▶ SET TASK:
State how many lines of the records contain the string "this". Give the number alone.
-- BEGIN RECORDED INFORMATION --
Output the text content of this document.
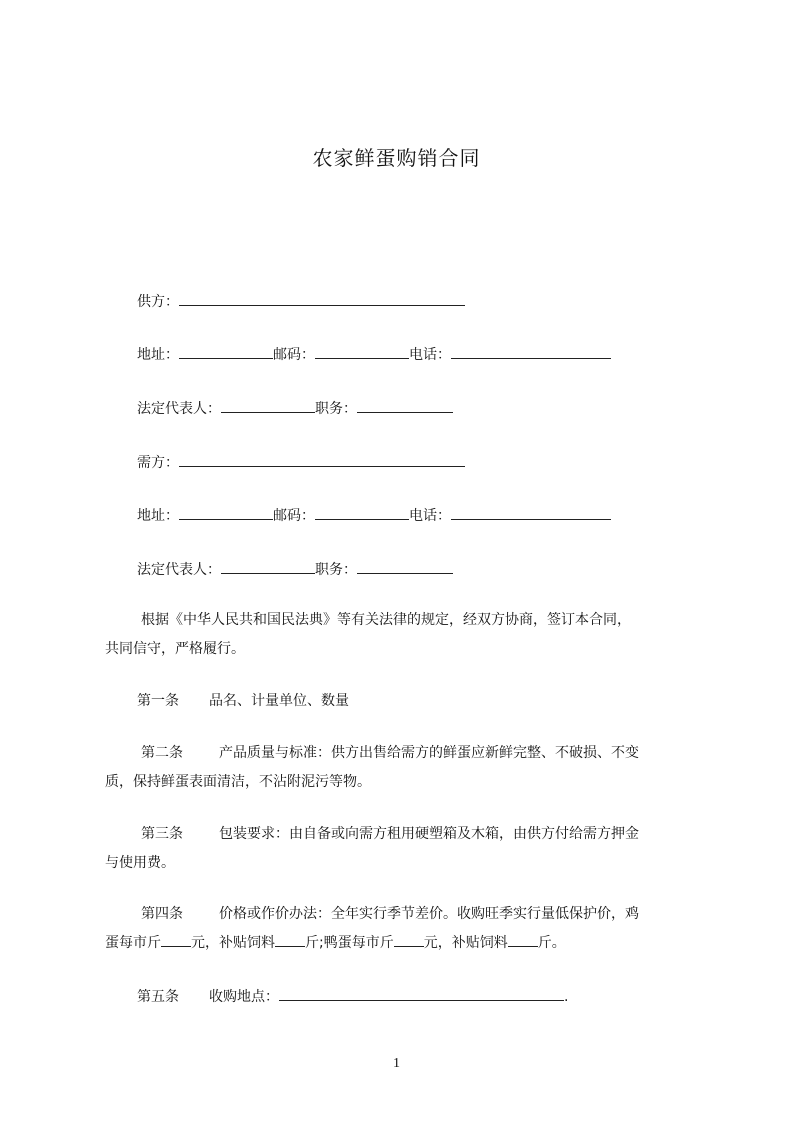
农家鲜蛋购销合同
供方：
地址：	邮码：	电话：
法定代表人：	职务：
需方：
地址：	邮码：	电话：
法定代表人：	职务：
根据《中华人民共和国民法典》等有关法律的规定，经双方协商，签订本合同，
共同信守，严格履行。
第一条 品名、计量单位、数量
第二条	产品质量与标准：供方出售给需方的鲜蛋应新鲜完整、不破损、不变
质，保持鲜蛋表面清洁，不沾附泥污等物。
第三条	包装要求：由自备或向需方租用硬塑箱及木箱，由供方付给需方押金
与使用费。
第四条	价格或作价办法：全年实行季节差价。收购旺季实行量低保护价，鸡
蛋每市斤 元，补贴饲料 斤;鸭蛋每市斤 元，补贴饲料 斤。
第五条 收购地点：	.
1
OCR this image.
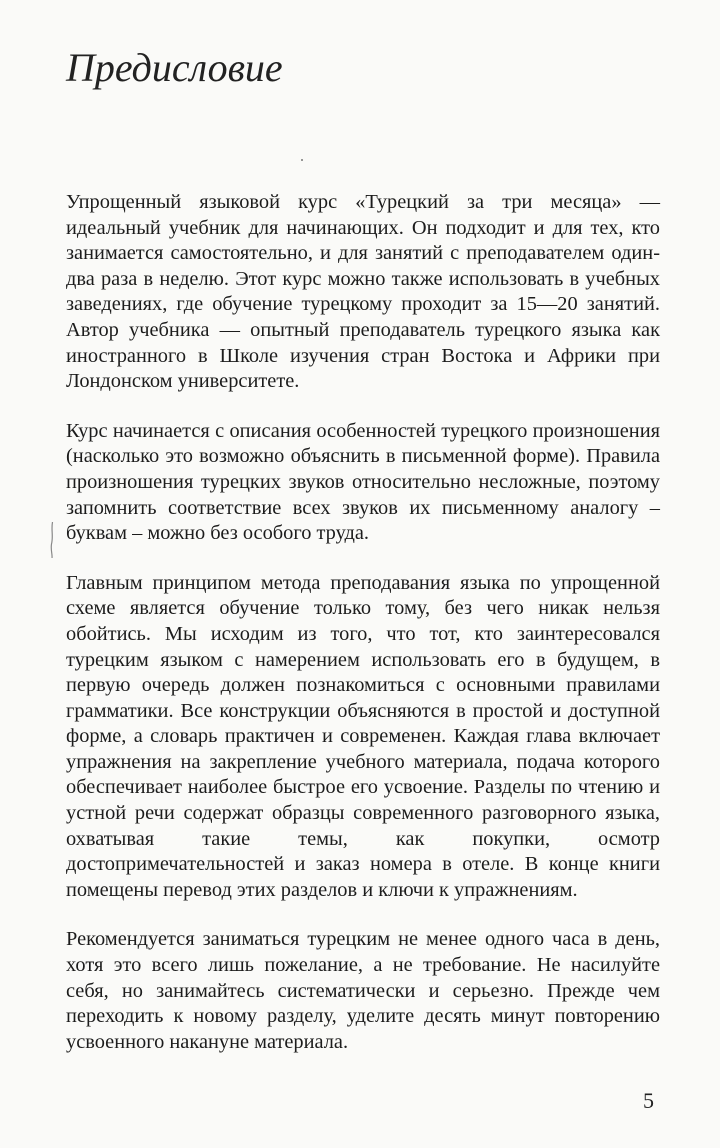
Предисловие

Упрощенный языковой курс «Турецкий за три месяца» — идеальный учебник для начинающих. Он подходит и для тех, кто занимается самостоятельно, и для занятий с преподавателем один-два раза в неделю. Этот курс можно также использовать в учебных заведениях, где обучение турецкому проходит за 15—20 занятий. Автор учебника — опытный преподаватель турецкого языка как иностранного в Школе изучения стран Востока и Африки при Лондонском университете.

Курс начинается с описания особенностей турецкого произношения (насколько это возможно объяснить в письменной форме). Правила произношения турецких звуков относительно несложные, поэтому запомнить соответствие всех звуков их письменному аналогу – буквам – можно без особого труда.

Главным принципом метода преподавания языка по упрощенной схеме является обучение только тому, без чего никак нельзя обойтись. Мы исходим из того, что тот, кто заинтересовался турецким языком с намерением использовать его в будущем, в первую очередь должен познакомиться с основными правилами грамматики. Все конструкции объясняются в простой и доступной форме, а словарь практичен и современен. Каждая глава включает упражнения на закрепление учебного материала, подача которого обеспечивает наиболее быстрое его усвоение. Разделы по чтению и устной речи содержат образцы современного разговорного языка, охватывая такие темы, как покупки, осмотр достопримечательностей и заказ номера в отеле. В конце книги помещены перевод этих разделов и ключи к упражнениям.

Рекомендуется заниматься турецким не менее одного часа в день, хотя это всего лишь пожелание, а не требование. Не насилуйте себя, но занимайтесь систематически и серьезно. Прежде чем переходить к новому разделу, уделите десять минут повторению усвоенного накануне материала.

5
-- END RECORDED INFORMATION --
▶ THE COMPLETED TASK:
2